- DATA SECTION -

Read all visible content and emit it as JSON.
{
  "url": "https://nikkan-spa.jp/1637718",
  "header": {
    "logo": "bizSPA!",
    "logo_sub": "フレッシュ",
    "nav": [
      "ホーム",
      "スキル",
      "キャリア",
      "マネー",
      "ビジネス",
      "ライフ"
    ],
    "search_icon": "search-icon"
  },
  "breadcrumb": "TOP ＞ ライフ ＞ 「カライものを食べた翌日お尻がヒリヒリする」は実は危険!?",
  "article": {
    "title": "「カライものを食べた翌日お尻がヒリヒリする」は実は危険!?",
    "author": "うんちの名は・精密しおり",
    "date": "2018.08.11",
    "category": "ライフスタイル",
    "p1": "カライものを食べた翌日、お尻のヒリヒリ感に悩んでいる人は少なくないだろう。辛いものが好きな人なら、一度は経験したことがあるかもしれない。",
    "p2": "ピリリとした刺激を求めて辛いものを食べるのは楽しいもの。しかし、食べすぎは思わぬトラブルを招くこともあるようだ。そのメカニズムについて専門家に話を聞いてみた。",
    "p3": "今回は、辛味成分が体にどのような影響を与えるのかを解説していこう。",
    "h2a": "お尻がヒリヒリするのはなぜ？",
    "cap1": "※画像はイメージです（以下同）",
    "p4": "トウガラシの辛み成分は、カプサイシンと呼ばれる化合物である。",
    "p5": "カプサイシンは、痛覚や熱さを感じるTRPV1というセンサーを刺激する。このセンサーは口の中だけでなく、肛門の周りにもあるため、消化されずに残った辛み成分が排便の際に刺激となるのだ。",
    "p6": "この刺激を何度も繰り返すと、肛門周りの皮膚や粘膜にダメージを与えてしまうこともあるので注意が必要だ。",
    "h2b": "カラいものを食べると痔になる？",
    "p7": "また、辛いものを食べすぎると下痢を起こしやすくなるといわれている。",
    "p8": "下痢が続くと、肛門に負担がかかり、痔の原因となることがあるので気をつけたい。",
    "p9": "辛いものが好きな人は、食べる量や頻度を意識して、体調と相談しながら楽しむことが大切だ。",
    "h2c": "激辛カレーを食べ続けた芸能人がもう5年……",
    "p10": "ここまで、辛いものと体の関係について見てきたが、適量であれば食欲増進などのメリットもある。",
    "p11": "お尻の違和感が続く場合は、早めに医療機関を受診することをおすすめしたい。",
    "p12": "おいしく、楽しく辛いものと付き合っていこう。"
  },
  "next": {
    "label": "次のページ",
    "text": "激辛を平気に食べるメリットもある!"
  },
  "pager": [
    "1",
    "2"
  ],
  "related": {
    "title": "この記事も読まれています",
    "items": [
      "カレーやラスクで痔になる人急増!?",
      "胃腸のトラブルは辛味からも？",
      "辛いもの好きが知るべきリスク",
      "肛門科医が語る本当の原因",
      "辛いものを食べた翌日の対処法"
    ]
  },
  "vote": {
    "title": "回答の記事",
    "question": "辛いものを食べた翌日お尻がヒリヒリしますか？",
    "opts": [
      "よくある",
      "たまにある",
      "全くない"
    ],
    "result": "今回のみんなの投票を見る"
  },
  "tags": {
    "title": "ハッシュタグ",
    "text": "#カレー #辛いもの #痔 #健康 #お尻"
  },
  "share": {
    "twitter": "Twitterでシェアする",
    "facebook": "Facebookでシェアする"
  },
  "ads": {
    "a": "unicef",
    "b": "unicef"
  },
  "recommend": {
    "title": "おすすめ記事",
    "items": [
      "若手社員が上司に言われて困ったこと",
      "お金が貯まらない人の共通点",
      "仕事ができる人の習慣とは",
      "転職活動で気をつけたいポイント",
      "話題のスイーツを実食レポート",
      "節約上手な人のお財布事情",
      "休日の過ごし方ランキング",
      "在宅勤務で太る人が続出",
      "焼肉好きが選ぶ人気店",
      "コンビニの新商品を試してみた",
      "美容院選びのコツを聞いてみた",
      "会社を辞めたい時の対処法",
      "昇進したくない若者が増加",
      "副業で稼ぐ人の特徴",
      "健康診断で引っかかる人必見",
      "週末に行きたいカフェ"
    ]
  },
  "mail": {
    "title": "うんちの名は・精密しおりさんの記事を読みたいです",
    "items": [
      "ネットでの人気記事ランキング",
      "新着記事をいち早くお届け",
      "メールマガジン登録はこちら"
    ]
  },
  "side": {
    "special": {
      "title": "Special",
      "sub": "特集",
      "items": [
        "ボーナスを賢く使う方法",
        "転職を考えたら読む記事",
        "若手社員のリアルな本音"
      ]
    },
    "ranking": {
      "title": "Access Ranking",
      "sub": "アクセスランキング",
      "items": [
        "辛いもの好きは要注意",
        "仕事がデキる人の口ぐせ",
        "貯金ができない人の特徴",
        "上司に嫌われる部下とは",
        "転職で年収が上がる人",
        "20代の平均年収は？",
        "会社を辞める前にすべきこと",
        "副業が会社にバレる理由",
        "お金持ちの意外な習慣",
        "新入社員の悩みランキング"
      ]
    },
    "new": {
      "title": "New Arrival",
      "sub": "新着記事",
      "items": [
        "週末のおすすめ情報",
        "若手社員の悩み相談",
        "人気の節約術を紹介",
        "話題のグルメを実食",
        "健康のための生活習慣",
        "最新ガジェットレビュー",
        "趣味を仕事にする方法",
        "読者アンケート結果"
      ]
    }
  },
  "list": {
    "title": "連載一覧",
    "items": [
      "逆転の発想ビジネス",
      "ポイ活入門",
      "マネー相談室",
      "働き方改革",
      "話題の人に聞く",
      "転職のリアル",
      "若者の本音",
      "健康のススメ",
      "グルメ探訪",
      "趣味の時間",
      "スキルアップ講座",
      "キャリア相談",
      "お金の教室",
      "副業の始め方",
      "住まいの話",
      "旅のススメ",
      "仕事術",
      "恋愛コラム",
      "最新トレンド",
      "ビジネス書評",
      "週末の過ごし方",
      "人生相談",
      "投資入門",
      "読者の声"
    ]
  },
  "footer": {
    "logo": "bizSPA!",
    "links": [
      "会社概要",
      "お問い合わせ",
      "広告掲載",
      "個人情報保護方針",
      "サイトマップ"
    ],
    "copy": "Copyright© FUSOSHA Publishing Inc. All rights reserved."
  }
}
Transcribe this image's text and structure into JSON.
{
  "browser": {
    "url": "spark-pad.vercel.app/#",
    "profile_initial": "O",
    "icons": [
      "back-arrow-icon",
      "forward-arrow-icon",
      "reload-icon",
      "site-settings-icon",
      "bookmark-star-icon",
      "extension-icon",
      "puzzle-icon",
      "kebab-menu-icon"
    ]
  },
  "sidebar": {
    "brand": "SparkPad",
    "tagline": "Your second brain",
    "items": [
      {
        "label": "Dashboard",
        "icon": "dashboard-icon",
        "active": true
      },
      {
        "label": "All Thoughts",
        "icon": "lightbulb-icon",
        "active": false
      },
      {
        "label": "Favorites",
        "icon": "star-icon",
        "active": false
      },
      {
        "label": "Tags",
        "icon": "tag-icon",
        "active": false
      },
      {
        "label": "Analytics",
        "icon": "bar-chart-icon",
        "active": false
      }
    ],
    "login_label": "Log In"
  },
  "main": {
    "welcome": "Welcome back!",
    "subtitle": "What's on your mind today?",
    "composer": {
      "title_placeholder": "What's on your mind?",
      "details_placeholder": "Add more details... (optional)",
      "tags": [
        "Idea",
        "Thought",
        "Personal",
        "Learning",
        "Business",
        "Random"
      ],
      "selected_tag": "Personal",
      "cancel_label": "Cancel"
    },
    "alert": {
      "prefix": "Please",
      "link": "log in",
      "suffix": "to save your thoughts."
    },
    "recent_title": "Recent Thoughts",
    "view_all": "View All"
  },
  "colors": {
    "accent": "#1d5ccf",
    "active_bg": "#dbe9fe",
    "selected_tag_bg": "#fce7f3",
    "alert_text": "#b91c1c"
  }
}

- BRIEF -
Return the entries above exactly, each one complete.

- FINAL RESULT -
Read all visible content and emit it as JSON.
{
  "url": "https://nikkan-spa.jp/1637718",
  "header": {
    "logo": "bizSPA!",
    "logo_sub": "フレッシュ",
    "nav": [
      "ホーム",
      "スキル",
      "キャリア",
      "マネー",
      "ビジネス",
      "ライフ"
    ],
    "search_icon": "search-icon"
  },
  "breadcrumb": "TOP ＞ ライフ ＞ 「カライものを食べた翌日お尻がヒリヒリする」は実は危険!?",
  "article": {
    "title": "「カライものを食べた翌日お尻がヒリヒリする」は実は危険!?",
    "author": "うんちの名は・精密しおり",
    "date": "2018.08.11",
    "category": "ライフスタイル",
    "p1": "カライものを食べた翌日、お尻のヒリヒリ感に悩んでいる人は少なくないだろう。辛いものが好きな人なら、一度は経験したことがあるかもしれない。",
    "p2": "ピリリとした刺激を求めて辛いものを食べるのは楽しいもの。しかし、食べすぎは思わぬトラブルを招くこともあるようだ。そのメカニズムについて専門家に話を聞いてみた。",
    "p3": "今回は、辛味成分が体にどのような影響を与えるのかを解説していこう。",
    "h2a": "お尻がヒリヒリするのはなぜ？",
    "cap1": "※画像はイメージです（以下同）",
    "p4": "トウガラシの辛み成分は、カプサイシンと呼ばれる化合物である。",
    "p5": "カプサイシンは、痛覚や熱さを感じるTRPV1というセンサーを刺激する。このセンサーは口の中だけでなく、肛門の周りにもあるため、消化されずに残った辛み成分が排便の際に刺激となるのだ。",
    "p6": "この刺激を何度も繰り返すと、肛門周りの皮膚や粘膜にダメージを与えてしまうこともあるので注意が必要だ。",
    "h2b": "カラいものを食べると痔になる？",
    "p7": "また、辛いものを食べすぎると下痢を起こしやすくなるといわれている。",
    "p8": "下痢が続くと、肛門に負担がかかり、痔の原因となることがあるので気をつけたい。",
    "p9": "辛いものが好きな人は、食べる量や頻度を意識して、体調と相談しながら楽しむことが大切だ。",
    "h2c": "激辛カレーを食べ続けた芸能人がもう5年……",
    "p10": "ここまで、辛いものと体の関係について見てきたが、適量であれば食欲増進などのメリットもある。",
    "p11": "お尻の違和感が続く場合は、早めに医療機関を受診することをおすすめしたい。",
    "p12": "おいしく、楽しく辛いものと付き合っていこう。"
  },
  "next": {
    "label": "次のページ",
    "text": "激辛を平気に食べるメリットもある!"
  },
  "pager": [
    "1",
    "2"
  ],
  "related": {
    "title": "この記事も読まれています",
    "items": [
      "カレーやラスクで痔になる人急増!?",
      "胃腸のトラブルは辛味からも？",
      "辛いもの好きが知るべきリスク",
      "肛門科医が語る本当の原因",
      "辛いものを食べた翌日の対処法"
    ]
  },
  "vote": {
    "title": "回答の記事",
    "question": "辛いものを食べた翌日お尻がヒリヒリしますか？",
    "opts": [
      "よくある",
      "たまにある",
      "全くない"
    ],
    "result": "今回のみんなの投票を見る"
  },
  "tags": {
    "title": "ハッシュタグ",
    "text": "#カレー #辛いもの #痔 #健康 #お尻"
  },
  "share": {
    "twitter": "Twitterでシェアする",
    "facebook": "Facebookでシェアする"
  },
  "ads": {
    "a": "unicef",
    "b": "unicef"
  },
  "recommend": {
    "title": "おすすめ記事",
    "items": [
      "若手社員が上司に言われて困ったこと",
      "お金が貯まらない人の共通点",
      "仕事ができる人の習慣とは",
      "転職活動で気をつけたいポイント",
      "話題のスイーツを実食レポート",
      "節約上手な人のお財布事情",
      "休日の過ごし方ランキング",
      "在宅勤務で太る人が続出",
      "焼肉好きが選ぶ人気店",
      "コンビニの新商品を試してみた",
      "美容院選びのコツを聞いてみた",
      "会社を辞めたい時の対処法",
      "昇進したくない若者が増加",
      "副業で稼ぐ人の特徴",
      "健康診断で引っかかる人必見",
      "週末に行きたいカフェ"
    ]
  },
  "mail": {
    "title": "うんちの名は・精密しおりさんの記事を読みたいです",
    "items": [
      "ネットでの人気記事ランキング",
      "新着記事をいち早くお届け",
      "メールマガジン登録はこちら"
    ]
  },
  "side": {
    "special": {
      "title": "Special",
      "sub": "特集",
      "items": [
        "ボーナスを賢く使う方法",
        "転職を考えたら読む記事",
        "若手社員のリアルな本音"
      ]
    },
    "ranking": {
      "title": "Access Ranking",
      "sub": "アクセスランキング",
      "items": [
        "辛いもの好きは要注意",
        "仕事がデキる人の口ぐせ",
        "貯金ができない人の特徴",
        "上司に嫌われる部下とは",
        "転職で年収が上がる人",
        "20代の平均年収は？",
        "会社を辞める前にすべきこと",
        "副業が会社にバレる理由",
        "お金持ちの意外な習慣",
        "新入社員の悩みランキング"
      ]
    },
    "new": {
      "title": "New Arrival",
      "sub": "新着記事",
      "items": [
        "週末のおすすめ情報",
        "若手社員の悩み相談",
        "人気の節約術を紹介",
        "話題のグルメを実食",
        "健康のための生活習慣",
        "最新ガジェットレビュー",
        "趣味を仕事にする方法",
        "読者アンケート結果"
      ]
    }
  },
  "list": {
    "title": "連載一覧",
    "items": [
      "逆転の発想ビジネス",
      "ポイ活入門",
      "マネー相談室",
      "働き方改革",
      "話題の人に聞く",
      "転職のリアル",
      "若者の本音",
      "健康のススメ",
      "グルメ探訪",
      "趣味の時間",
      "スキルアップ講座",
      "キャリア相談",
      "お金の教室",
      "副業の始め方",
      "住まいの話",
      "旅のススメ",
      "仕事術",
      "恋愛コラム",
      "最新トレンド",
      "ビジネス書評",
      "週末の過ごし方",
      "人生相談",
      "投資入門",
      "読者の声"
    ]
  },
  "footer": {
    "logo": "bizSPA!",
    "links": [
      "会社概要",
      "お問い合わせ",
      "広告掲載",
      "個人情報保護方針",
      "サイトマップ"
    ],
    "copy": "Copyright© FUSOSHA Publishing Inc. All rights reserved."
  }
}
Transcribe this image's text and structure into JSON.
{
  "browser": {
    "url": "spark-pad.vercel.app/#",
    "profile_initial": "O",
    "icons": [
      "back-arrow-icon",
      "forward-arrow-icon",
      "reload-icon",
      "site-settings-icon",
      "bookmark-star-icon",
      "extension-icon",
      "puzzle-icon",
      "kebab-menu-icon"
    ]
  },
  "sidebar": {
    "brand": "SparkPad",
    "tagline": "Your second brain",
    "items": [
      {
        "label": "Dashboard",
        "icon": "dashboard-icon",
        "active": true
      },
      {
        "label": "All Thoughts",
        "icon": "lightbulb-icon",
        "active": false
      },
      {
        "label": "Favorites",
        "icon": "star-icon",
        "active": false
      },
      {
        "label": "Tags",
        "icon": "tag-icon",
        "active": false
      },
      {
        "label": "Analytics",
        "icon": "bar-chart-icon",
        "active": false
      }
    ],
    "login_label": "Log In"
  },
  "main": {
    "welcome": "Welcome back!",
    "subtitle": "What's on your mind today?",
    "composer": {
      "title_placeholder": "What's on your mind?",
      "details_placeholder": "Add more details... (optional)",
      "tags": [
        "Idea",
        "Thought",
        "Personal",
        "Learning",
        "Business",
        "Random"
      ],
      "selected_tag": "Personal",
      "cancel_label": "Cancel"
    },
    "alert": {
      "prefix": "Please",
      "link": "log in",
      "suffix": "to save your thoughts."
    },
    "recent_title": "Recent Thoughts",
    "view_all": "View All"
  },
  "colors": {
    "accent": "#1d5ccf",
    "active_bg": "#dbe9fe",
    "selected_tag_bg": "#fce7f3",
    "alert_text": "#b91c1c"
  }
}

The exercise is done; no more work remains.